**STATED PROBLEM:**
Omit all pictures. Copy the rest of the material exactly.

**EXCERPTED DATA:**
START

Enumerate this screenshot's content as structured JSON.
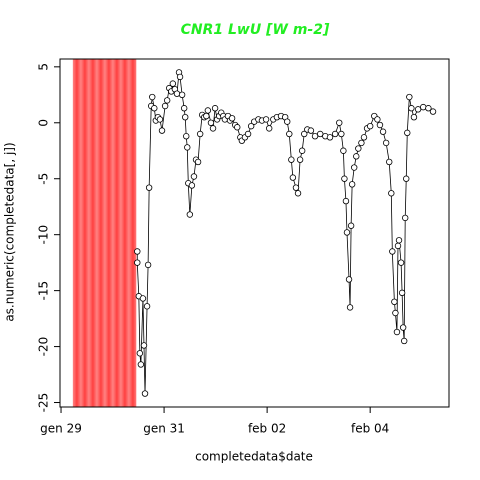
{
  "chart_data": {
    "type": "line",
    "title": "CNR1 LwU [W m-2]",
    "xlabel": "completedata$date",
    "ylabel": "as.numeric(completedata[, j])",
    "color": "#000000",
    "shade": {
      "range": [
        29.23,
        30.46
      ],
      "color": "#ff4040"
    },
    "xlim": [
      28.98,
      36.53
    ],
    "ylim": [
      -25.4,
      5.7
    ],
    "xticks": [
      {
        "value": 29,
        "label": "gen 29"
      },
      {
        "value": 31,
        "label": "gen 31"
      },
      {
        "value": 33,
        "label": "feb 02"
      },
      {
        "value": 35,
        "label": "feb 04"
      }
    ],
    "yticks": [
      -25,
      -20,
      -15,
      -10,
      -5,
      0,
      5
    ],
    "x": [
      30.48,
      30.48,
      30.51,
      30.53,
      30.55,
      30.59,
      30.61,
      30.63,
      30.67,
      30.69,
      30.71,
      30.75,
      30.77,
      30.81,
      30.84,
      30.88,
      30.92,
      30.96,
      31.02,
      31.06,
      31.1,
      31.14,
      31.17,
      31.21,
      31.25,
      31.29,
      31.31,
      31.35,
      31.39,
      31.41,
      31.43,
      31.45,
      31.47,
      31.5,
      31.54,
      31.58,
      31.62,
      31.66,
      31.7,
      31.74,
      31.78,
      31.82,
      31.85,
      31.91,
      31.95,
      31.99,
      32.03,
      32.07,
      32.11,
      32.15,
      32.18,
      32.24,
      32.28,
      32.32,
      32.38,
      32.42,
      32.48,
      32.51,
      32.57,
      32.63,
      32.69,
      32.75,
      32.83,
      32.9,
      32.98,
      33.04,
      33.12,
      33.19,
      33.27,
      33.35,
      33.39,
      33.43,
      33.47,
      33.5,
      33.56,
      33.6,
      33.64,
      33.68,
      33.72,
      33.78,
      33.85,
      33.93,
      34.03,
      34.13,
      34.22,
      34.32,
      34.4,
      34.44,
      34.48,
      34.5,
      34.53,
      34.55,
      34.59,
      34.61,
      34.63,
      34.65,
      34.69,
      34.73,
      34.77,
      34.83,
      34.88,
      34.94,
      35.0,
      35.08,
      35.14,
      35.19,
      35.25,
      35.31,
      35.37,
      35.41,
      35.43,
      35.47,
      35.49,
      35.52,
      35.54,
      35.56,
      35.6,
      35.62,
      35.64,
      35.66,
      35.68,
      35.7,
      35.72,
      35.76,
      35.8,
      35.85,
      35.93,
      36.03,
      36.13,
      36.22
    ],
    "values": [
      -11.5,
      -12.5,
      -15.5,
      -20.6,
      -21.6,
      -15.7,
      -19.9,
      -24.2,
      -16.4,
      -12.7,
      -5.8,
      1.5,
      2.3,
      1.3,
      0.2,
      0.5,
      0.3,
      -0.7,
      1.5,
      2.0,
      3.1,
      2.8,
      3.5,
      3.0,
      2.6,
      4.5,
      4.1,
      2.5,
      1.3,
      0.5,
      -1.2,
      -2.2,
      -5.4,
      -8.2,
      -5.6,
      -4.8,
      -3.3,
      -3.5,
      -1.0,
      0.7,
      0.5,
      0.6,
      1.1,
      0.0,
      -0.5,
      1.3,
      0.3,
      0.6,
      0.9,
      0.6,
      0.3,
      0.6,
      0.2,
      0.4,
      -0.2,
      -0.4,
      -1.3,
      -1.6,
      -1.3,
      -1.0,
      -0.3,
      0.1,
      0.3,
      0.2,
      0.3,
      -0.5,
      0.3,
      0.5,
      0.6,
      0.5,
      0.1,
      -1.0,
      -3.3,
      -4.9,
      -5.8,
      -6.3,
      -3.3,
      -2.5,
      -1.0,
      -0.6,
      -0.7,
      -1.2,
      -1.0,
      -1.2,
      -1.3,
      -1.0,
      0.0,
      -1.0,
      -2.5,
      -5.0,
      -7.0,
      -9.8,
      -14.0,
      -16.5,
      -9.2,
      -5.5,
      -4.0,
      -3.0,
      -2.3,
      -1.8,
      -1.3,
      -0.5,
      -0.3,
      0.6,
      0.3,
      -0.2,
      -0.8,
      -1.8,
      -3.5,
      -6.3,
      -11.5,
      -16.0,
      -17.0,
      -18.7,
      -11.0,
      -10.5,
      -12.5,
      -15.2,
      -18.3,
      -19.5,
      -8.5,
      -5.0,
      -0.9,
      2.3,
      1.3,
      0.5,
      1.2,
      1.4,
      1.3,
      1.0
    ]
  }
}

END

**TASK OUTPUT:**
Enumerate this screenshot's content as structured JSON.
{
  "chart_data": {
    "type": "line",
    "title": "CNR1 LwU [W m-2]",
    "xlabel": "completedata$date",
    "ylabel": "as.numeric(completedata[, j])",
    "color": "#000000",
    "shade": {
      "range": [
        29.23,
        30.46
      ],
      "color": "#ff4040"
    },
    "xlim": [
      28.98,
      36.53
    ],
    "ylim": [
      -25.4,
      5.7
    ],
    "xticks": [
      {
        "value": 29,
        "label": "gen 29"
      },
      {
        "value": 31,
        "label": "gen 31"
      },
      {
        "value": 33,
        "label": "feb 02"
      },
      {
        "value": 35,
        "label": "feb 04"
      }
    ],
    "yticks": [
      -25,
      -20,
      -15,
      -10,
      -5,
      0,
      5
    ],
    "x": [
      30.48,
      30.48,
      30.51,
      30.53,
      30.55,
      30.59,
      30.61,
      30.63,
      30.67,
      30.69,
      30.71,
      30.75,
      30.77,
      30.81,
      30.84,
      30.88,
      30.92,
      30.96,
      31.02,
      31.06,
      31.1,
      31.14,
      31.17,
      31.21,
      31.25,
      31.29,
      31.31,
      31.35,
      31.39,
      31.41,
      31.43,
      31.45,
      31.47,
      31.5,
      31.54,
      31.58,
      31.62,
      31.66,
      31.7,
      31.74,
      31.78,
      31.82,
      31.85,
      31.91,
      31.95,
      31.99,
      32.03,
      32.07,
      32.11,
      32.15,
      32.18,
      32.24,
      32.28,
      32.32,
      32.38,
      32.42,
      32.48,
      32.51,
      32.57,
      32.63,
      32.69,
      32.75,
      32.83,
      32.9,
      32.98,
      33.04,
      33.12,
      33.19,
      33.27,
      33.35,
      33.39,
      33.43,
      33.47,
      33.5,
      33.56,
      33.6,
      33.64,
      33.68,
      33.72,
      33.78,
      33.85,
      33.93,
      34.03,
      34.13,
      34.22,
      34.32,
      34.4,
      34.44,
      34.48,
      34.5,
      34.53,
      34.55,
      34.59,
      34.61,
      34.63,
      34.65,
      34.69,
      34.73,
      34.77,
      34.83,
      34.88,
      34.94,
      35.0,
      35.08,
      35.14,
      35.19,
      35.25,
      35.31,
      35.37,
      35.41,
      35.43,
      35.47,
      35.49,
      35.52,
      35.54,
      35.56,
      35.6,
      35.62,
      35.64,
      35.66,
      35.68,
      35.7,
      35.72,
      35.76,
      35.8,
      35.85,
      35.93,
      36.03,
      36.13,
      36.22
    ],
    "values": [
      -11.5,
      -12.5,
      -15.5,
      -20.6,
      -21.6,
      -15.7,
      -19.9,
      -24.2,
      -16.4,
      -12.7,
      -5.8,
      1.5,
      2.3,
      1.3,
      0.2,
      0.5,
      0.3,
      -0.7,
      1.5,
      2.0,
      3.1,
      2.8,
      3.5,
      3.0,
      2.6,
      4.5,
      4.1,
      2.5,
      1.3,
      0.5,
      -1.2,
      -2.2,
      -5.4,
      -8.2,
      -5.6,
      -4.8,
      -3.3,
      -3.5,
      -1.0,
      0.7,
      0.5,
      0.6,
      1.1,
      0.0,
      -0.5,
      1.3,
      0.3,
      0.6,
      0.9,
      0.6,
      0.3,
      0.6,
      0.2,
      0.4,
      -0.2,
      -0.4,
      -1.3,
      -1.6,
      -1.3,
      -1.0,
      -0.3,
      0.1,
      0.3,
      0.2,
      0.3,
      -0.5,
      0.3,
      0.5,
      0.6,
      0.5,
      0.1,
      -1.0,
      -3.3,
      -4.9,
      -5.8,
      -6.3,
      -3.3,
      -2.5,
      -1.0,
      -0.6,
      -0.7,
      -1.2,
      -1.0,
      -1.2,
      -1.3,
      -1.0,
      0.0,
      -1.0,
      -2.5,
      -5.0,
      -7.0,
      -9.8,
      -14.0,
      -16.5,
      -9.2,
      -5.5,
      -4.0,
      -3.0,
      -2.3,
      -1.8,
      -1.3,
      -0.5,
      -0.3,
      0.6,
      0.3,
      -0.2,
      -0.8,
      -1.8,
      -3.5,
      -6.3,
      -11.5,
      -16.0,
      -17.0,
      -18.7,
      -11.0,
      -10.5,
      -12.5,
      -15.2,
      -18.3,
      -19.5,
      -8.5,
      -5.0,
      -0.9,
      2.3,
      1.3,
      0.5,
      1.2,
      1.4,
      1.3,
      1.0
    ]
  }
}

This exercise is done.